THE EXERCISE:
Show every line containing "image" by copying it.

Data listing:
══════

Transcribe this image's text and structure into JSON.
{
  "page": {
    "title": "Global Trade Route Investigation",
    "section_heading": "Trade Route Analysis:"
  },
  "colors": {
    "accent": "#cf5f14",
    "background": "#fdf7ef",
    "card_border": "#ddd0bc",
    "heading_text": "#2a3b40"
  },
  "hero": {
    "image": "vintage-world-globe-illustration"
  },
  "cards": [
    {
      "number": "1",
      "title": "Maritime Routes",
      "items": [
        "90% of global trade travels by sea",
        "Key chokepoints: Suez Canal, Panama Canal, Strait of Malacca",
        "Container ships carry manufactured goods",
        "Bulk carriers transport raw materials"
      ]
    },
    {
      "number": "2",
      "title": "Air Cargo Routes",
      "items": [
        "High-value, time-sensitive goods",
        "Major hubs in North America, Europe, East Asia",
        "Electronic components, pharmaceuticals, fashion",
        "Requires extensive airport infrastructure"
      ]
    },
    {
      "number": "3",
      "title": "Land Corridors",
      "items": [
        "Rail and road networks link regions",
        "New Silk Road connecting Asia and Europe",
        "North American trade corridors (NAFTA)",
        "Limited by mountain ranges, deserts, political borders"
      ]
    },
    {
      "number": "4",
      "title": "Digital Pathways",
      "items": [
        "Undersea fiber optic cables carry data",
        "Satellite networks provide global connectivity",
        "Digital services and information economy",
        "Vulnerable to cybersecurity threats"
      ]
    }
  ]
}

══════

RESPONSE TO THIS EXERCISE:
Transcribe this image's text and structure into JSON.
    "image": "vintage-world-globe-illustration"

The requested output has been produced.